WHAT TO WORK ON :: Go over the entries below line by line, copying each one that contains the word "published".

****************************************

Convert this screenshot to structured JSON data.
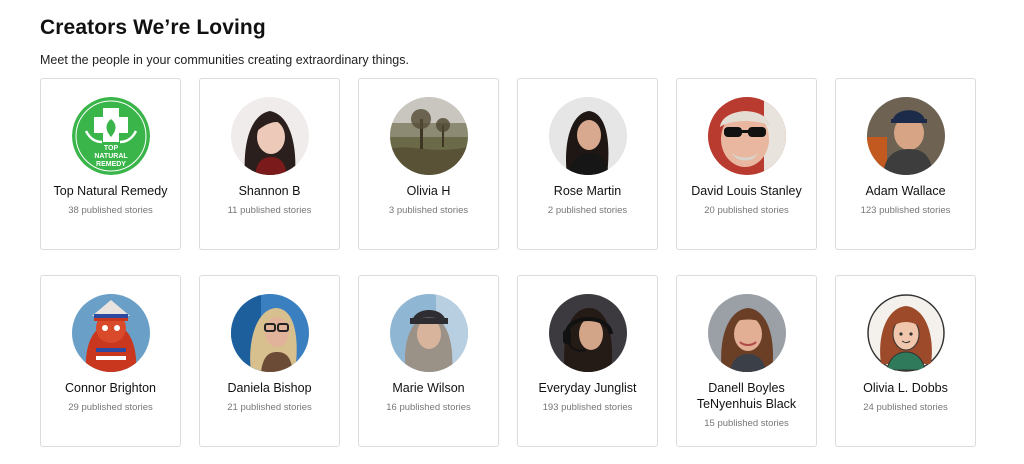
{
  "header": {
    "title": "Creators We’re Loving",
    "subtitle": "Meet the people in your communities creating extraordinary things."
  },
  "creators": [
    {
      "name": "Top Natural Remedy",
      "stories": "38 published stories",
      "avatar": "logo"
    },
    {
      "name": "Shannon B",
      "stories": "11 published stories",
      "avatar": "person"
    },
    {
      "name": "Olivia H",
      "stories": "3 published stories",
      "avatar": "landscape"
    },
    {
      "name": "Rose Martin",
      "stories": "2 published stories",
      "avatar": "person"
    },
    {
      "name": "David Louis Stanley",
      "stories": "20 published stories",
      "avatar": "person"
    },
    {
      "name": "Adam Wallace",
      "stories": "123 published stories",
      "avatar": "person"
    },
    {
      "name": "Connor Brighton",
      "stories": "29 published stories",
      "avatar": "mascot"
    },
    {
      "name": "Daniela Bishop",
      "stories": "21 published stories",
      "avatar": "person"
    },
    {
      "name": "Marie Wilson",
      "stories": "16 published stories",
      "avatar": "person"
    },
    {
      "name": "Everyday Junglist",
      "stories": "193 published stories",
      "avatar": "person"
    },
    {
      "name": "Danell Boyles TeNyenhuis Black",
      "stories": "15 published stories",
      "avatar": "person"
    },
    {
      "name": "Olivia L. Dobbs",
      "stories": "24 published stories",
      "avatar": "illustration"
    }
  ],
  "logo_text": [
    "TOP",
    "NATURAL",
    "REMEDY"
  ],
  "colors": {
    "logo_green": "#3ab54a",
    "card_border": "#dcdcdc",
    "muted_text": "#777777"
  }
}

****************************************

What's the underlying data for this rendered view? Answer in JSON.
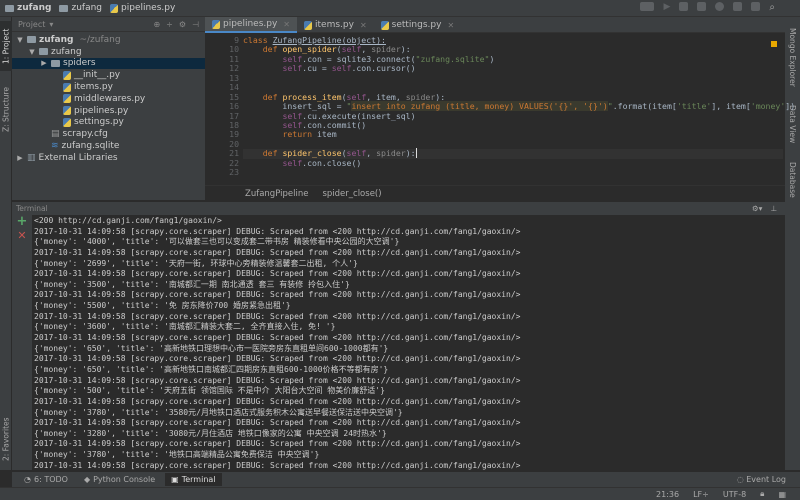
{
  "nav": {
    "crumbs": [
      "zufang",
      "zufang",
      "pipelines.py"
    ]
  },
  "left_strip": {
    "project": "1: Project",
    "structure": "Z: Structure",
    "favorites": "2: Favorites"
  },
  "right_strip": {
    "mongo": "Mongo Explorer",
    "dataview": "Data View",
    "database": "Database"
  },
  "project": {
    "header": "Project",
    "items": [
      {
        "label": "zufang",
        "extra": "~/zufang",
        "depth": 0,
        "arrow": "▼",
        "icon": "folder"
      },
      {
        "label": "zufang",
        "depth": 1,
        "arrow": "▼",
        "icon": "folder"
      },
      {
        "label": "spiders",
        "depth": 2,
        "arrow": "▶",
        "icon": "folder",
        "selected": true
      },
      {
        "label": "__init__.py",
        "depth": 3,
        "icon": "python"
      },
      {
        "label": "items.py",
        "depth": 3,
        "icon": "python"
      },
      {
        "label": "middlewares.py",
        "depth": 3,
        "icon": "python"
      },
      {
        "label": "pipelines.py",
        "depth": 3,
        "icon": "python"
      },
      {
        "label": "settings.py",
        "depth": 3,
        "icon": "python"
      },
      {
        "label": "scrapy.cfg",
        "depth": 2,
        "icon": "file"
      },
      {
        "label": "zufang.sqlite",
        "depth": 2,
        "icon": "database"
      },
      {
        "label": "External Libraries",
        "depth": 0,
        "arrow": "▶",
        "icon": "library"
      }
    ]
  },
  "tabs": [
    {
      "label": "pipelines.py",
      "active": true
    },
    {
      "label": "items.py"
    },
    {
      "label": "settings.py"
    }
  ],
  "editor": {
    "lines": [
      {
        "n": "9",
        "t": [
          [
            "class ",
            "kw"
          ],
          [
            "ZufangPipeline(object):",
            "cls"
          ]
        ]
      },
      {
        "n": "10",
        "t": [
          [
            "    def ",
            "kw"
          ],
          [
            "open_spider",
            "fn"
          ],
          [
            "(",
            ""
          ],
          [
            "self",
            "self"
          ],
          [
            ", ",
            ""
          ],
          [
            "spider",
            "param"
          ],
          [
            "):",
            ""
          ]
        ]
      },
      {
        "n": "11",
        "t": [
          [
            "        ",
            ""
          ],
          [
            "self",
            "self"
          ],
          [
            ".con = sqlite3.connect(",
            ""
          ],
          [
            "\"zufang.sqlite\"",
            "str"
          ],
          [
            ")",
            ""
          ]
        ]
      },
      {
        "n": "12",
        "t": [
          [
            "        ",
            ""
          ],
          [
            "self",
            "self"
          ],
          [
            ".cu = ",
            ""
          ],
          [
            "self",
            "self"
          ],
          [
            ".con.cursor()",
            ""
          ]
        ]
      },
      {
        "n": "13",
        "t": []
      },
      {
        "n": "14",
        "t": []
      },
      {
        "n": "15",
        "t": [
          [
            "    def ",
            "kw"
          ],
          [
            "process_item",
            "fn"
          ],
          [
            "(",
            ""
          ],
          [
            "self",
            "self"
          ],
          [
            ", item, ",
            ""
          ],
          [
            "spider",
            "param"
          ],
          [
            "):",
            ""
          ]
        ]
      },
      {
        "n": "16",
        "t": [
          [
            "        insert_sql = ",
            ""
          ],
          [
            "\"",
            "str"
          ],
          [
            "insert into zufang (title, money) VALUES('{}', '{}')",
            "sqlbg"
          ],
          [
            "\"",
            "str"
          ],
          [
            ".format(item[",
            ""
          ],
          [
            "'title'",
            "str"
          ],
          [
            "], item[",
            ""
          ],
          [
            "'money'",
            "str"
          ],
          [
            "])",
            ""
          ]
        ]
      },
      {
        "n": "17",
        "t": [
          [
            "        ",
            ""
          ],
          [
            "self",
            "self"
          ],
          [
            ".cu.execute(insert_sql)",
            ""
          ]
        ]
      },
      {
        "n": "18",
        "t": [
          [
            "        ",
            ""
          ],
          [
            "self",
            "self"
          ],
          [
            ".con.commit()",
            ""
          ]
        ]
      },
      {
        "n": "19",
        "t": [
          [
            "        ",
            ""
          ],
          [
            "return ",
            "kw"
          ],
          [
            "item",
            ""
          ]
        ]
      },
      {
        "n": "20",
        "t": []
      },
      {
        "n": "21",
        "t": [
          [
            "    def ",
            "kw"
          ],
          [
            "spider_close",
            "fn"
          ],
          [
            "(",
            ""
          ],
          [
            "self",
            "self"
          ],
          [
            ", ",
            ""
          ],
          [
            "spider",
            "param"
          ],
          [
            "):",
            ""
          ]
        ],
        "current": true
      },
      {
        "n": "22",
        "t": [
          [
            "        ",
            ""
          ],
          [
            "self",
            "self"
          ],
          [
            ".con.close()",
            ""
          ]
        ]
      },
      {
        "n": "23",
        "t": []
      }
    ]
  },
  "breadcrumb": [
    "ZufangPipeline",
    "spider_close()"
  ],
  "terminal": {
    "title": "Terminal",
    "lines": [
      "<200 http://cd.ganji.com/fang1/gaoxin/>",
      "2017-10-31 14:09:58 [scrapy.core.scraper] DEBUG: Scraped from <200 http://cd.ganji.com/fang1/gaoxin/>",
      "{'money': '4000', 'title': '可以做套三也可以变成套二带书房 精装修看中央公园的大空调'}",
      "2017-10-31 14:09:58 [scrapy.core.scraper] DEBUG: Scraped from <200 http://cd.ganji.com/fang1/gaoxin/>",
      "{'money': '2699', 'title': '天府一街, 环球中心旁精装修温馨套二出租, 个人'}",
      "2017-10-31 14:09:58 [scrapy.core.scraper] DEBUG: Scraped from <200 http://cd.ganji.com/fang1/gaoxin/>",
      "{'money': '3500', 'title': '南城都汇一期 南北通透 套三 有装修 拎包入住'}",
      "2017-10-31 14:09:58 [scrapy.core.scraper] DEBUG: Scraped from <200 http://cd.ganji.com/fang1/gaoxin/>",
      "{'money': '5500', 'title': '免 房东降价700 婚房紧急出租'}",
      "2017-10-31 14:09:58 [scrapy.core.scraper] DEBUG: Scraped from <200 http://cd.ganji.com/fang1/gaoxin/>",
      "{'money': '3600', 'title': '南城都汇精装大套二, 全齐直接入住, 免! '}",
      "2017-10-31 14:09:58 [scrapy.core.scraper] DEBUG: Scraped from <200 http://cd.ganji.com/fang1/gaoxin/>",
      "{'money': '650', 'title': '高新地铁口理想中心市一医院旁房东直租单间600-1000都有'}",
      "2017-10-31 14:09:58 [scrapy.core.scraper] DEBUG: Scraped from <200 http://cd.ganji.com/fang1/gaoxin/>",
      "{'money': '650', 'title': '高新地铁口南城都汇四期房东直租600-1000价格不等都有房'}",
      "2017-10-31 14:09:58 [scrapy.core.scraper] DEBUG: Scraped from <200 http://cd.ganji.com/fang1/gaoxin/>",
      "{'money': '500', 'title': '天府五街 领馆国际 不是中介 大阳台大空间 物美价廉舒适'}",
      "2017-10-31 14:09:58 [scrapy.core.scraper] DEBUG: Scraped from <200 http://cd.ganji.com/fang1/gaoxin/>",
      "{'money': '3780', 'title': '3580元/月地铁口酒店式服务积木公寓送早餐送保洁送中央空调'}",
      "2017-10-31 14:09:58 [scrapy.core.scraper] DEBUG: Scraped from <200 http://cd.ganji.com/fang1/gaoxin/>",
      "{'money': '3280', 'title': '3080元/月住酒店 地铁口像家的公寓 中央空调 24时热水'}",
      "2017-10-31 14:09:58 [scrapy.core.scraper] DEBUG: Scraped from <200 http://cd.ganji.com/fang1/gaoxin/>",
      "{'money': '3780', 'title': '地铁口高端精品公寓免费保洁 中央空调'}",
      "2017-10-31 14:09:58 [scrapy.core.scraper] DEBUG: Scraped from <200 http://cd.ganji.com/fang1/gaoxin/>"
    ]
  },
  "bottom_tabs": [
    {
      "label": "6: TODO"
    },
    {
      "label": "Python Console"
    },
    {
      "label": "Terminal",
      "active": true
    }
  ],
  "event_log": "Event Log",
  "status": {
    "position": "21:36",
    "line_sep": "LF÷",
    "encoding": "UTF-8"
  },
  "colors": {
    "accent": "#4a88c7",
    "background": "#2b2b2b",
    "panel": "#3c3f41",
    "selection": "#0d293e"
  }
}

****************************************

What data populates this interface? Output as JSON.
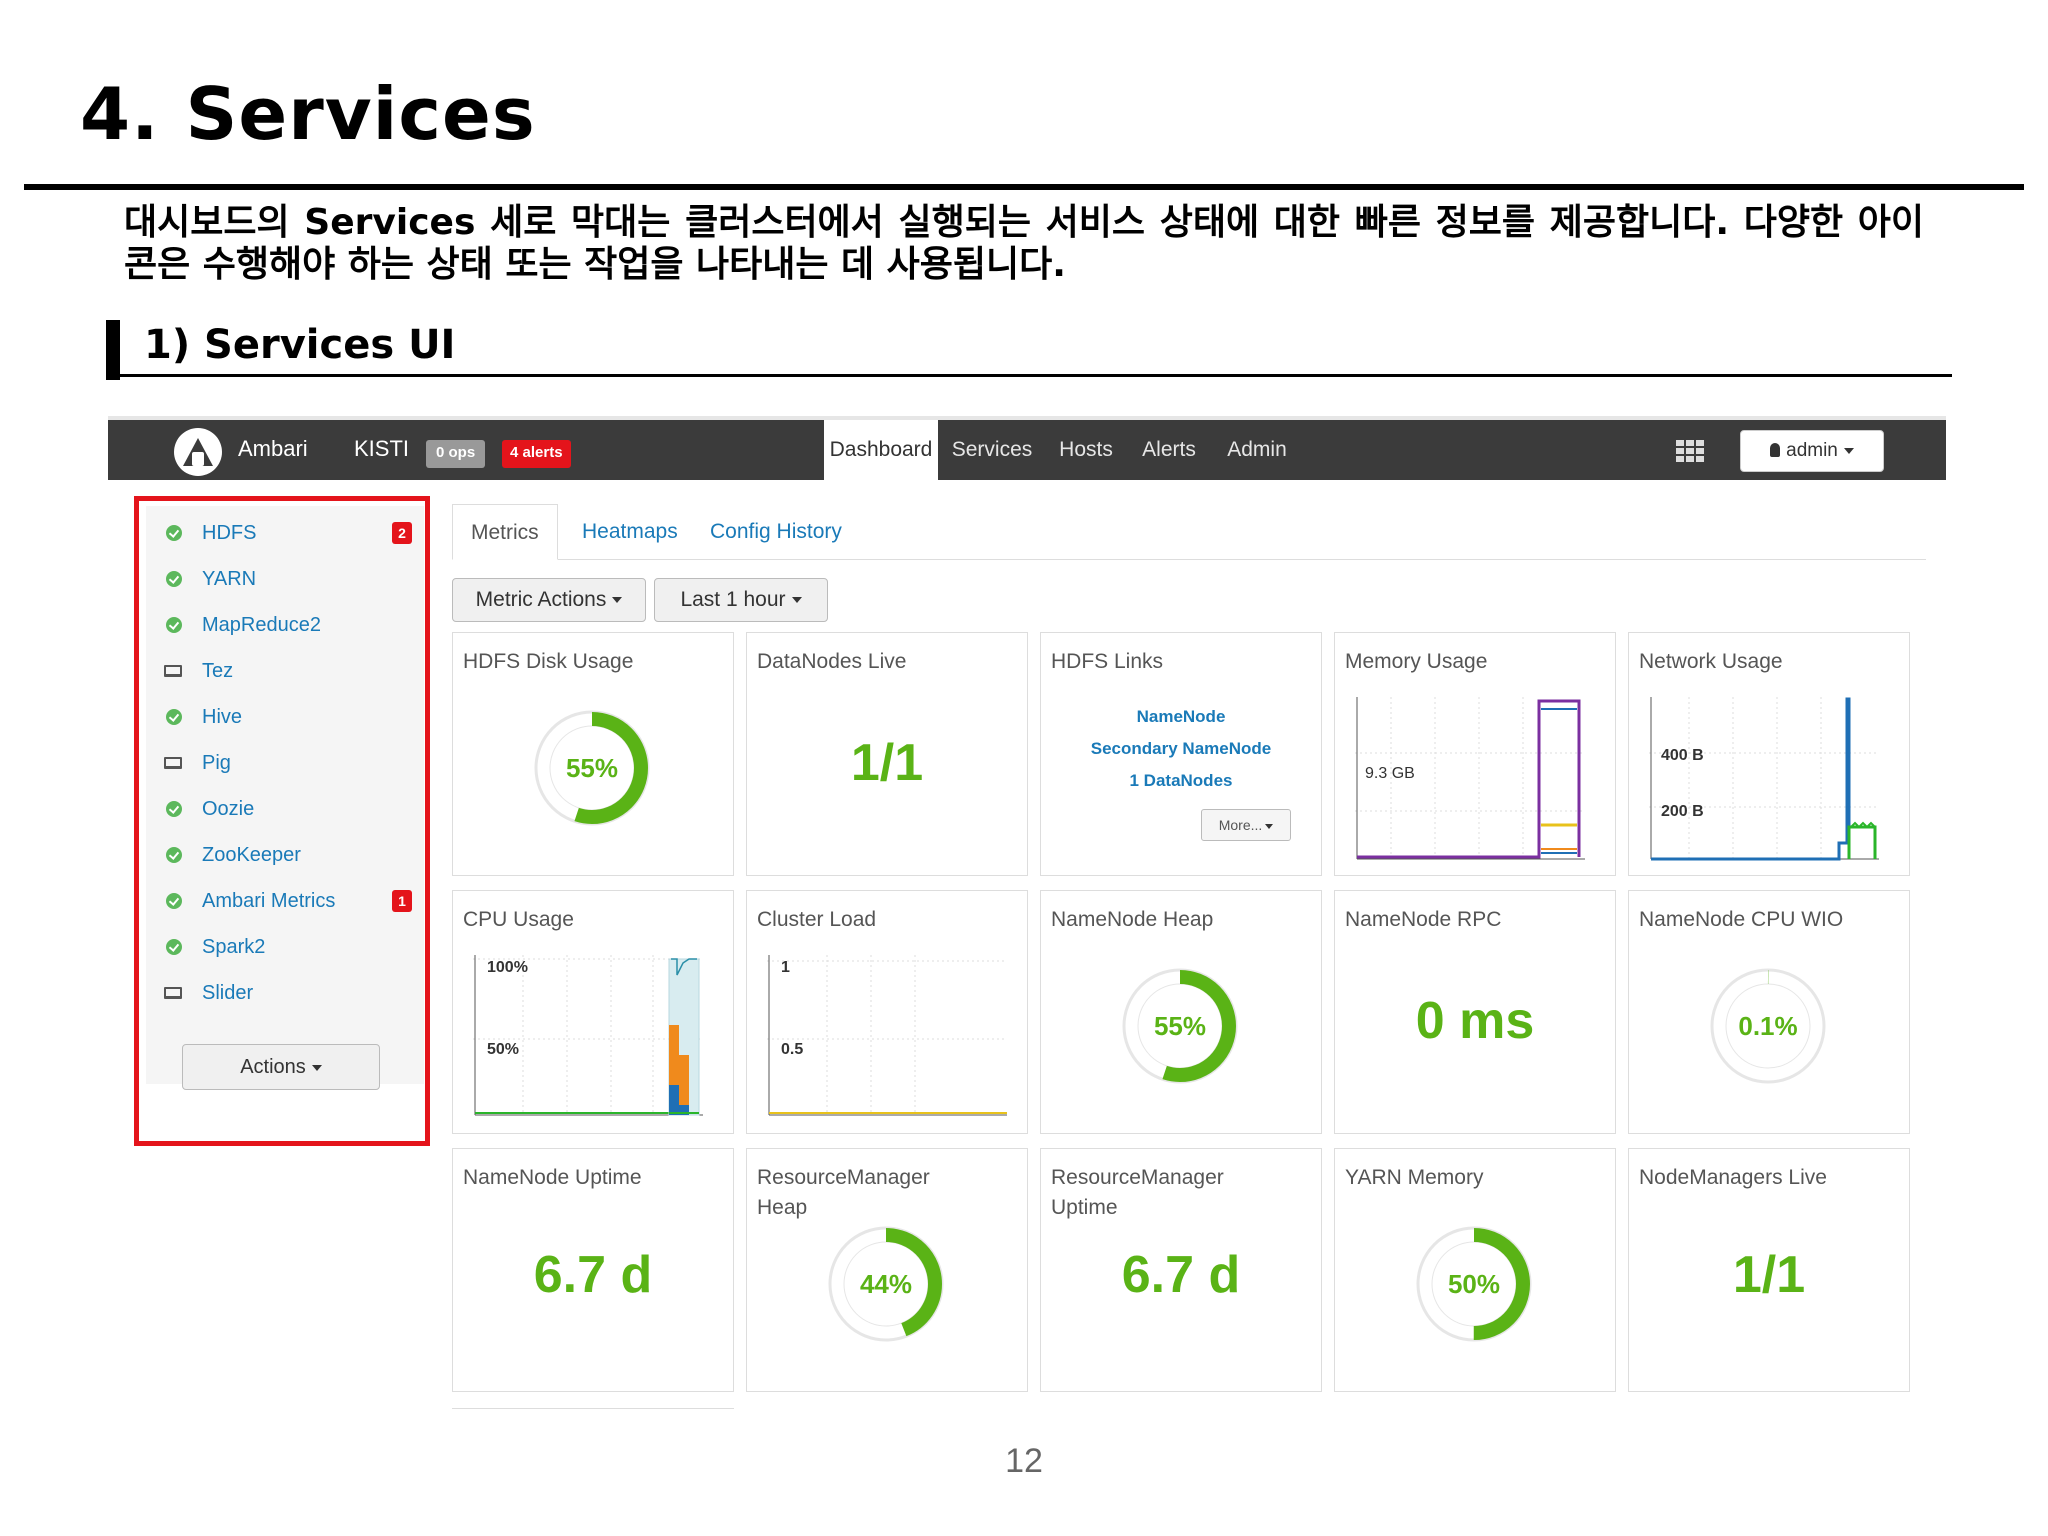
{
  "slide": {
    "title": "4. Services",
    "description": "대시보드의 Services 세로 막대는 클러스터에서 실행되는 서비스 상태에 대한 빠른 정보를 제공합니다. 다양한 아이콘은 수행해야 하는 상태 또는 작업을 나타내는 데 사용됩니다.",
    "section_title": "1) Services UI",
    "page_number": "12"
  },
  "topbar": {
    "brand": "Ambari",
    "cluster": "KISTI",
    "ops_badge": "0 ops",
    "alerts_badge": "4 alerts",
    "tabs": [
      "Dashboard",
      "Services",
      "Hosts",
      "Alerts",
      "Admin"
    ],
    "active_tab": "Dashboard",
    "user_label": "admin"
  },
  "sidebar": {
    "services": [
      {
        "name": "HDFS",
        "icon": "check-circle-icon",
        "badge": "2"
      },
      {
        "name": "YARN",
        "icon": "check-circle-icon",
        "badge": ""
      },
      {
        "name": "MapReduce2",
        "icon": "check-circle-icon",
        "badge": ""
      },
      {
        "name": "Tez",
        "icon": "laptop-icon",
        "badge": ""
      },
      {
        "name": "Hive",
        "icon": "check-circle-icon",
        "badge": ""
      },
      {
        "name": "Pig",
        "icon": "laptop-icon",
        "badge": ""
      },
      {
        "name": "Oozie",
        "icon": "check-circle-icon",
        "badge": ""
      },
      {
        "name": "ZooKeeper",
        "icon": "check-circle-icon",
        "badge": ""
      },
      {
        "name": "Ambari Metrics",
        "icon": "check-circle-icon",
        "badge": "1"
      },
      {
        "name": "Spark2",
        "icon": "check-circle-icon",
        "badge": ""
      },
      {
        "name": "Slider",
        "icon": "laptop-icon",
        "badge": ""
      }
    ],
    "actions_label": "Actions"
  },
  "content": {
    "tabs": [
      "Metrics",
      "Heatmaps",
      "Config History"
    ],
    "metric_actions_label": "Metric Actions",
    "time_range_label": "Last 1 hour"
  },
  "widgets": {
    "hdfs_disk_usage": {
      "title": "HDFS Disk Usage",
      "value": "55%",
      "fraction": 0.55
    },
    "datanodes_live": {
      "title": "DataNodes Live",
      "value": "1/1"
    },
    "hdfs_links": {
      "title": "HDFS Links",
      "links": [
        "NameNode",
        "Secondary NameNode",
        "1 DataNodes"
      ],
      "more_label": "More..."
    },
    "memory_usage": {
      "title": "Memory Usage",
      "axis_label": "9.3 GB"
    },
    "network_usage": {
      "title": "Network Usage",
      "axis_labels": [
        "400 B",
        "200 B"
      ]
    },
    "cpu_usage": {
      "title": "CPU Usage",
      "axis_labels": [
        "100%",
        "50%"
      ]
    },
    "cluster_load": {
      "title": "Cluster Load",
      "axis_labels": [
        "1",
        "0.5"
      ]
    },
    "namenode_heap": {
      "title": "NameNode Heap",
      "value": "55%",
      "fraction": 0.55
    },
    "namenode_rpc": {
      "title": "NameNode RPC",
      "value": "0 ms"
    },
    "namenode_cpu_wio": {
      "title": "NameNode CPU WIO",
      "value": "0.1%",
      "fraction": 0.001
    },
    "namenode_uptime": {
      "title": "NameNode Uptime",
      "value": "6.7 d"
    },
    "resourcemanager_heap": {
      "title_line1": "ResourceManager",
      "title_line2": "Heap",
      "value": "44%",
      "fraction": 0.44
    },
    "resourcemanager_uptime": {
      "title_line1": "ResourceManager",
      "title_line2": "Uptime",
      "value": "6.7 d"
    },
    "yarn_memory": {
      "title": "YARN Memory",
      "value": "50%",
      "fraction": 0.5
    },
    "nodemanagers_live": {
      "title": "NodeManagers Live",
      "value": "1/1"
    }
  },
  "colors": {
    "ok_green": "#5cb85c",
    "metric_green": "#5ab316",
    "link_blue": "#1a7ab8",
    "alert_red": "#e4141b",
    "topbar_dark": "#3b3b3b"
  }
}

****************************************

ANSWER TO THE PROBLEM ::
      "stories": "38 published stories",
      "stories": "11 published stories",
      "stories": "3 published stories",
      "stories": "2 published stories",
      "stories": "20 published stories",
      "stories": "123 published stories",
      "stories": "29 published stories",
      "stories": "21 published stories",
      "stories": "16 published stories",
      "stories": "193 published stories",
      "stories": "15 published stories",
      "stories": "24 published stories",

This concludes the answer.